# START OF MATERIAL FOR THIS TASK

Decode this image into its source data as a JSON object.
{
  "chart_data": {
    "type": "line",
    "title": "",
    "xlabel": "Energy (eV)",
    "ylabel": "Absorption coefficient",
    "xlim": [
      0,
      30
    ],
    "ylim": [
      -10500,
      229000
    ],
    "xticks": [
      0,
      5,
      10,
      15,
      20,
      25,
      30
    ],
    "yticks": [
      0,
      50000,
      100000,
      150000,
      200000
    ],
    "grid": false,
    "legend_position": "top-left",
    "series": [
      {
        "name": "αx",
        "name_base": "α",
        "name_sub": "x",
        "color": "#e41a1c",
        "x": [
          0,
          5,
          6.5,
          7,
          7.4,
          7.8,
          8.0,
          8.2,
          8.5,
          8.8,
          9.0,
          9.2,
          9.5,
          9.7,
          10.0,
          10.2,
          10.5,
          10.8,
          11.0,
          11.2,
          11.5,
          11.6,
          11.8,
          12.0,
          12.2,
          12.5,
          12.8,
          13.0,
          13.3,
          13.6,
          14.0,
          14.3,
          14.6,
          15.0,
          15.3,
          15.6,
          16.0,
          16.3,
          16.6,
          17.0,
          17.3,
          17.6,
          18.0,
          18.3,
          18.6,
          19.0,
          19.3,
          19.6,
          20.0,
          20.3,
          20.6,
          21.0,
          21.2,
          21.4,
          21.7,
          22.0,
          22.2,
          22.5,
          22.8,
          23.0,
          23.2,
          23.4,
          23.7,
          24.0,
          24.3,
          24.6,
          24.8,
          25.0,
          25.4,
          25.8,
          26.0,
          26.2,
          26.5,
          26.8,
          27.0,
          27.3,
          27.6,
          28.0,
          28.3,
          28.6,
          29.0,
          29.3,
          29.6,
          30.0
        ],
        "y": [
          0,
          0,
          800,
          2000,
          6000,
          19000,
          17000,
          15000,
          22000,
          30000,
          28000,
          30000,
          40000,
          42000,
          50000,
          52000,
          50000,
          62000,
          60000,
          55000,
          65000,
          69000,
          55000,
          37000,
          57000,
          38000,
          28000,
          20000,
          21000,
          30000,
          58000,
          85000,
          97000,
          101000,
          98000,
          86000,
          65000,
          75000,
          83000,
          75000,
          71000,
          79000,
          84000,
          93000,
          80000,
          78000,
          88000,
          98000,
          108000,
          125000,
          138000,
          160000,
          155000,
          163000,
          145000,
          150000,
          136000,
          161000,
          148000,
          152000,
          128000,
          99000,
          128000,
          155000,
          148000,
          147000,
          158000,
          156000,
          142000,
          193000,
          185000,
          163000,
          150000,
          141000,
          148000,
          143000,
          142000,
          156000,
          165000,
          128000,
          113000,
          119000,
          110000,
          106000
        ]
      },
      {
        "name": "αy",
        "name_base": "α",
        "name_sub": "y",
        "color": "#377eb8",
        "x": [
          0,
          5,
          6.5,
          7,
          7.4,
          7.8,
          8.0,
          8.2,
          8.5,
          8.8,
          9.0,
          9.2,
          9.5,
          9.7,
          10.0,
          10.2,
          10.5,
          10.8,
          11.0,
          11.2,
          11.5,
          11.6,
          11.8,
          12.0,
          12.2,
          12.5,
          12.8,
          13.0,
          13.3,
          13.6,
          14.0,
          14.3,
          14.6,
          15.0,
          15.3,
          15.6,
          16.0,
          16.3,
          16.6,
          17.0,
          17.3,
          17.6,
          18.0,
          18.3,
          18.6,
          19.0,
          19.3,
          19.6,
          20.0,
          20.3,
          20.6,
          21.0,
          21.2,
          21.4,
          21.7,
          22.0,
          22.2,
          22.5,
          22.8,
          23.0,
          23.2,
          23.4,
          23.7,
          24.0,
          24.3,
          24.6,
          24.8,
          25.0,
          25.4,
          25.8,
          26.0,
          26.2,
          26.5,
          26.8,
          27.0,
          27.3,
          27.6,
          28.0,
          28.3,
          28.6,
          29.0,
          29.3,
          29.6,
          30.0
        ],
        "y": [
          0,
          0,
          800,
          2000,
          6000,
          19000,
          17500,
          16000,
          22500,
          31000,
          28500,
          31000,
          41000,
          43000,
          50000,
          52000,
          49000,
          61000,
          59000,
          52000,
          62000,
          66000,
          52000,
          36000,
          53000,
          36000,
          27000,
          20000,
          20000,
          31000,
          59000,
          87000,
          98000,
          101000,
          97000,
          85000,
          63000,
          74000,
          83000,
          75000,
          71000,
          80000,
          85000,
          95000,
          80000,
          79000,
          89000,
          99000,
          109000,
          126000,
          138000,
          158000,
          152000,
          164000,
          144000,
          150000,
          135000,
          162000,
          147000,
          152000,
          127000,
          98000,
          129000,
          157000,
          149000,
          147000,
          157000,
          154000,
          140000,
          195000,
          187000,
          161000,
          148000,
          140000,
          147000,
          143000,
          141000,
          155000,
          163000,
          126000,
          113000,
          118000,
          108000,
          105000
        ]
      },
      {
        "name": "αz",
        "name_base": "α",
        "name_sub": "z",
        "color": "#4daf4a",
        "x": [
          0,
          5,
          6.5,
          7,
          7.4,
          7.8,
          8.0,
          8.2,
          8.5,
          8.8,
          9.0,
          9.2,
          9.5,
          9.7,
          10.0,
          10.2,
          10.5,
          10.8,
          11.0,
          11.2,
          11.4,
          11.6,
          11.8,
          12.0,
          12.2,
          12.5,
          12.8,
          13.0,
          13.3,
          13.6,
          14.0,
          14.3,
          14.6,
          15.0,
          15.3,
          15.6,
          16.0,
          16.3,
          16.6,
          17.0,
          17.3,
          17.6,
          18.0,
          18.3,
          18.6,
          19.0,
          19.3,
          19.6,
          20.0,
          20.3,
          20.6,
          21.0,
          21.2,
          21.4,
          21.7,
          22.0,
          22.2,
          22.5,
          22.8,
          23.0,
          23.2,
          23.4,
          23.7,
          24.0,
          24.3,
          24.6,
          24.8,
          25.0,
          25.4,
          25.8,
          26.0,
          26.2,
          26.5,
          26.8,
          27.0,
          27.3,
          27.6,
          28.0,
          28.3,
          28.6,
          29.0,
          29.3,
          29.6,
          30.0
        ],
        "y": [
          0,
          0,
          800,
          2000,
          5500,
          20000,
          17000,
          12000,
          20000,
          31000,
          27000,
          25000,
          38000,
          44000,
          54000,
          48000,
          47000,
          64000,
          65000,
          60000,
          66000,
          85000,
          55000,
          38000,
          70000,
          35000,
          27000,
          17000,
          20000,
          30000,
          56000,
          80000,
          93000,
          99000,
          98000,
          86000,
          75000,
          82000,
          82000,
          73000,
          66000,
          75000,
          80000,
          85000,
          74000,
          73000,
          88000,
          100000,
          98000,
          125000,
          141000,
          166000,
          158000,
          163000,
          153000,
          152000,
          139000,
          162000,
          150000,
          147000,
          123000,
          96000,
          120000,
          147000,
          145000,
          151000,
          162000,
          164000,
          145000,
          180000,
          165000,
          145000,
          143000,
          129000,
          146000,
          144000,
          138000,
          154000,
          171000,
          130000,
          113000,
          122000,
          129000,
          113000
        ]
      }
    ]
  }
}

# END OF MATERIAL FOR THIS TASK

Repeat every line of the material exactly as given.

Decode this image into its source data as a JSON object.
{
  "chart_data": {
    "type": "line",
    "title": "",
    "xlabel": "Energy (eV)",
    "ylabel": "Absorption coefficient",
    "xlim": [
      0,
      30
    ],
    "ylim": [
      -10500,
      229000
    ],
    "xticks": [
      0,
      5,
      10,
      15,
      20,
      25,
      30
    ],
    "yticks": [
      0,
      50000,
      100000,
      150000,
      200000
    ],
    "grid": false,
    "legend_position": "top-left",
    "series": [
      {
        "name": "αx",
        "name_base": "α",
        "name_sub": "x",
        "color": "#e41a1c",
        "x": [
          0,
          5,
          6.5,
          7,
          7.4,
          7.8,
          8.0,
          8.2,
          8.5,
          8.8,
          9.0,
          9.2,
          9.5,
          9.7,
          10.0,
          10.2,
          10.5,
          10.8,
          11.0,
          11.2,
          11.5,
          11.6,
          11.8,
          12.0,
          12.2,
          12.5,
          12.8,
          13.0,
          13.3,
          13.6,
          14.0,
          14.3,
          14.6,
          15.0,
          15.3,
          15.6,
          16.0,
          16.3,
          16.6,
          17.0,
          17.3,
          17.6,
          18.0,
          18.3,
          18.6,
          19.0,
          19.3,
          19.6,
          20.0,
          20.3,
          20.6,
          21.0,
          21.2,
          21.4,
          21.7,
          22.0,
          22.2,
          22.5,
          22.8,
          23.0,
          23.2,
          23.4,
          23.7,
          24.0,
          24.3,
          24.6,
          24.8,
          25.0,
          25.4,
          25.8,
          26.0,
          26.2,
          26.5,
          26.8,
          27.0,
          27.3,
          27.6,
          28.0,
          28.3,
          28.6,
          29.0,
          29.3,
          29.6,
          30.0
        ],
        "y": [
          0,
          0,
          800,
          2000,
          6000,
          19000,
          17000,
          15000,
          22000,
          30000,
          28000,
          30000,
          40000,
          42000,
          50000,
          52000,
          50000,
          62000,
          60000,
          55000,
          65000,
          69000,
          55000,
          37000,
          57000,
          38000,
          28000,
          20000,
          21000,
          30000,
          58000,
          85000,
          97000,
          101000,
          98000,
          86000,
          65000,
          75000,
          83000,
          75000,
          71000,
          79000,
          84000,
          93000,
          80000,
          78000,
          88000,
          98000,
          108000,
          125000,
          138000,
          160000,
          155000,
          163000,
          145000,
          150000,
          136000,
          161000,
          148000,
          152000,
          128000,
          99000,
          128000,
          155000,
          148000,
          147000,
          158000,
          156000,
          142000,
          193000,
          185000,
          163000,
          150000,
          141000,
          148000,
          143000,
          142000,
          156000,
          165000,
          128000,
          113000,
          119000,
          110000,
          106000
        ]
      },
      {
        "name": "αy",
        "name_base": "α",
        "name_sub": "y",
        "color": "#377eb8",
        "x": [
          0,
          5,
          6.5,
          7,
          7.4,
          7.8,
          8.0,
          8.2,
          8.5,
          8.8,
          9.0,
          9.2,
          9.5,
          9.7,
          10.0,
          10.2,
          10.5,
          10.8,
          11.0,
          11.2,
          11.5,
          11.6,
          11.8,
          12.0,
          12.2,
          12.5,
          12.8,
          13.0,
          13.3,
          13.6,
          14.0,
          14.3,
          14.6,
          15.0,
          15.3,
          15.6,
          16.0,
          16.3,
          16.6,
          17.0,
          17.3,
          17.6,
          18.0,
          18.3,
          18.6,
          19.0,
          19.3,
          19.6,
          20.0,
          20.3,
          20.6,
          21.0,
          21.2,
          21.4,
          21.7,
          22.0,
          22.2,
          22.5,
          22.8,
          23.0,
          23.2,
          23.4,
          23.7,
          24.0,
          24.3,
          24.6,
          24.8,
          25.0,
          25.4,
          25.8,
          26.0,
          26.2,
          26.5,
          26.8,
          27.0,
          27.3,
          27.6,
          28.0,
          28.3,
          28.6,
          29.0,
          29.3,
          29.6,
          30.0
        ],
        "y": [
          0,
          0,
          800,
          2000,
          6000,
          19000,
          17500,
          16000,
          22500,
          31000,
          28500,
          31000,
          41000,
          43000,
          50000,
          52000,
          49000,
          61000,
          59000,
          52000,
          62000,
          66000,
          52000,
          36000,
          53000,
          36000,
          27000,
          20000,
          20000,
          31000,
          59000,
          87000,
          98000,
          101000,
          97000,
          85000,
          63000,
          74000,
          83000,
          75000,
          71000,
          80000,
          85000,
          95000,
          80000,
          79000,
          89000,
          99000,
          109000,
          126000,
          138000,
          158000,
          152000,
          164000,
          144000,
          150000,
          135000,
          162000,
          147000,
          152000,
          127000,
          98000,
          129000,
          157000,
          149000,
          147000,
          157000,
          154000,
          140000,
          195000,
          187000,
          161000,
          148000,
          140000,
          147000,
          143000,
          141000,
          155000,
          163000,
          126000,
          113000,
          118000,
          108000,
          105000
        ]
      },
      {
        "name": "αz",
        "name_base": "α",
        "name_sub": "z",
        "color": "#4daf4a",
        "x": [
          0,
          5,
          6.5,
          7,
          7.4,
          7.8,
          8.0,
          8.2,
          8.5,
          8.8,
          9.0,
          9.2,
          9.5,
          9.7,
          10.0,
          10.2,
          10.5,
          10.8,
          11.0,
          11.2,
          11.4,
          11.6,
          11.8,
          12.0,
          12.2,
          12.5,
          12.8,
          13.0,
          13.3,
          13.6,
          14.0,
          14.3,
          14.6,
          15.0,
          15.3,
          15.6,
          16.0,
          16.3,
          16.6,
          17.0,
          17.3,
          17.6,
          18.0,
          18.3,
          18.6,
          19.0,
          19.3,
          19.6,
          20.0,
          20.3,
          20.6,
          21.0,
          21.2,
          21.4,
          21.7,
          22.0,
          22.2,
          22.5,
          22.8,
          23.0,
          23.2,
          23.4,
          23.7,
          24.0,
          24.3,
          24.6,
          24.8,
          25.0,
          25.4,
          25.8,
          26.0,
          26.2,
          26.5,
          26.8,
          27.0,
          27.3,
          27.6,
          28.0,
          28.3,
          28.6,
          29.0,
          29.3,
          29.6,
          30.0
        ],
        "y": [
          0,
          0,
          800,
          2000,
          5500,
          20000,
          17000,
          12000,
          20000,
          31000,
          27000,
          25000,
          38000,
          44000,
          54000,
          48000,
          47000,
          64000,
          65000,
          60000,
          66000,
          85000,
          55000,
          38000,
          70000,
          35000,
          27000,
          17000,
          20000,
          30000,
          56000,
          80000,
          93000,
          99000,
          98000,
          86000,
          75000,
          82000,
          82000,
          73000,
          66000,
          75000,
          80000,
          85000,
          74000,
          73000,
          88000,
          100000,
          98000,
          125000,
          141000,
          166000,
          158000,
          163000,
          153000,
          152000,
          139000,
          162000,
          150000,
          147000,
          123000,
          96000,
          120000,
          147000,
          145000,
          151000,
          162000,
          164000,
          145000,
          180000,
          165000,
          145000,
          143000,
          129000,
          146000,
          144000,
          138000,
          154000,
          171000,
          130000,
          113000,
          122000,
          129000,
          113000
        ]
      }
    ]
  }
}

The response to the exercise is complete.